- [Set problem]: Reproduce every line of the material below verbatim and in the same order, changing nothing.
— START Source material —
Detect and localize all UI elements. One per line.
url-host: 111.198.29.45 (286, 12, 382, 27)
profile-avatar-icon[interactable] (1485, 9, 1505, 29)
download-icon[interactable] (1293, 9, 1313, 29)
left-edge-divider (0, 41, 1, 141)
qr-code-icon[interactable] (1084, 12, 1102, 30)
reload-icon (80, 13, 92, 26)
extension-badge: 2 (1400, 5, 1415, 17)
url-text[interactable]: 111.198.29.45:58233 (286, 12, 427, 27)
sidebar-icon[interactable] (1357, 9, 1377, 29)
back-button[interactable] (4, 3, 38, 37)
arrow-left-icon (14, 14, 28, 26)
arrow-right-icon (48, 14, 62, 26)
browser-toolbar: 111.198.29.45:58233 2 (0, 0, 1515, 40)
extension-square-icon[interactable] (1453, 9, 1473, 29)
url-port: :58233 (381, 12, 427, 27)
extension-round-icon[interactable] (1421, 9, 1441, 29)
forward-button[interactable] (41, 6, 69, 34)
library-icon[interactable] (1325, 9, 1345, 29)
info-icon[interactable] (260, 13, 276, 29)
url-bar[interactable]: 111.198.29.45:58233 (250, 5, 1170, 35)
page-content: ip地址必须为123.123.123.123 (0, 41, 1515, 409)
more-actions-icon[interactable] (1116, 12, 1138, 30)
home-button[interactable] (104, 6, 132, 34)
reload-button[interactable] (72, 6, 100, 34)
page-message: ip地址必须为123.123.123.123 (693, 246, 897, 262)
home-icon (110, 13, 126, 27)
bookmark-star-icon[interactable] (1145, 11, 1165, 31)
— END Source material —
- [Exercise response]:
Detect and localize all UI elements. One per line.
url-host: 111.198.29.45 (286, 12, 382, 27)
profile-avatar-icon[interactable] (1485, 9, 1505, 29)
download-icon[interactable] (1293, 9, 1313, 29)
left-edge-divider (0, 41, 1, 141)
qr-code-icon[interactable] (1084, 12, 1102, 30)
reload-icon (80, 13, 92, 26)
extension-badge: 2 (1400, 5, 1415, 17)
url-text[interactable]: 111.198.29.45:58233 (286, 12, 427, 27)
sidebar-icon[interactable] (1357, 9, 1377, 29)
back-button[interactable] (4, 3, 38, 37)
arrow-left-icon (14, 14, 28, 26)
arrow-right-icon (48, 14, 62, 26)
browser-toolbar: 111.198.29.45:58233 2 (0, 0, 1515, 40)
extension-square-icon[interactable] (1453, 9, 1473, 29)
url-port: :58233 (381, 12, 427, 27)
extension-round-icon[interactable] (1421, 9, 1441, 29)
forward-button[interactable] (41, 6, 69, 34)
library-icon[interactable] (1325, 9, 1345, 29)
info-icon[interactable] (260, 13, 276, 29)
url-bar[interactable]: 111.198.29.45:58233 (250, 5, 1170, 35)
page-content: ip地址必须为123.123.123.123 (0, 41, 1515, 409)
more-actions-icon[interactable] (1116, 12, 1138, 30)
home-button[interactable] (104, 6, 132, 34)
reload-button[interactable] (72, 6, 100, 34)
page-message: ip地址必须为123.123.123.123 (693, 246, 897, 262)
home-icon (110, 13, 126, 27)
bookmark-star-icon[interactable] (1145, 11, 1165, 31)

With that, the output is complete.